[begin MATERIAL SHOWN]

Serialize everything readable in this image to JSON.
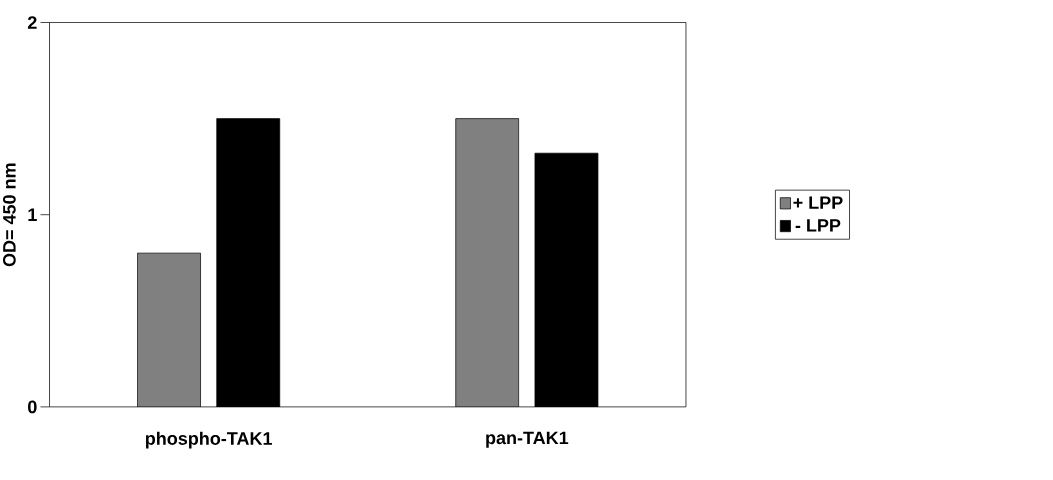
{
  "chart_data": {
    "type": "bar",
    "ylabel": "OD= 450 nm",
    "categories": [
      "phospho-TAK1",
      "pan-TAK1"
    ],
    "series": [
      {
        "name": "+ LPP",
        "color": "#808080",
        "values": [
          0.8,
          1.5
        ]
      },
      {
        "name": "- LPP",
        "color": "#000000",
        "values": [
          1.5,
          1.32
        ]
      }
    ],
    "ylim": [
      0,
      2
    ],
    "yticks": [
      0,
      1,
      2
    ],
    "legend": "right"
  }
}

[end MATERIAL SHOWN]

[EXERCISE OBJECTIVE] Each line of the data is to be duplicated exactly; pictures stay out of the copy.

[SOLUTION TO THIS PROBLEM]
Serialize everything readable in this image to JSON.
{
  "chart_data": {
    "type": "bar",
    "ylabel": "OD= 450 nm",
    "categories": [
      "phospho-TAK1",
      "pan-TAK1"
    ],
    "series": [
      {
        "name": "+ LPP",
        "color": "#808080",
        "values": [
          0.8,
          1.5
        ]
      },
      {
        "name": "- LPP",
        "color": "#000000",
        "values": [
          1.5,
          1.32
        ]
      }
    ],
    "ylim": [
      0,
      2
    ],
    "yticks": [
      0,
      1,
      2
    ],
    "legend": "right"
  }
}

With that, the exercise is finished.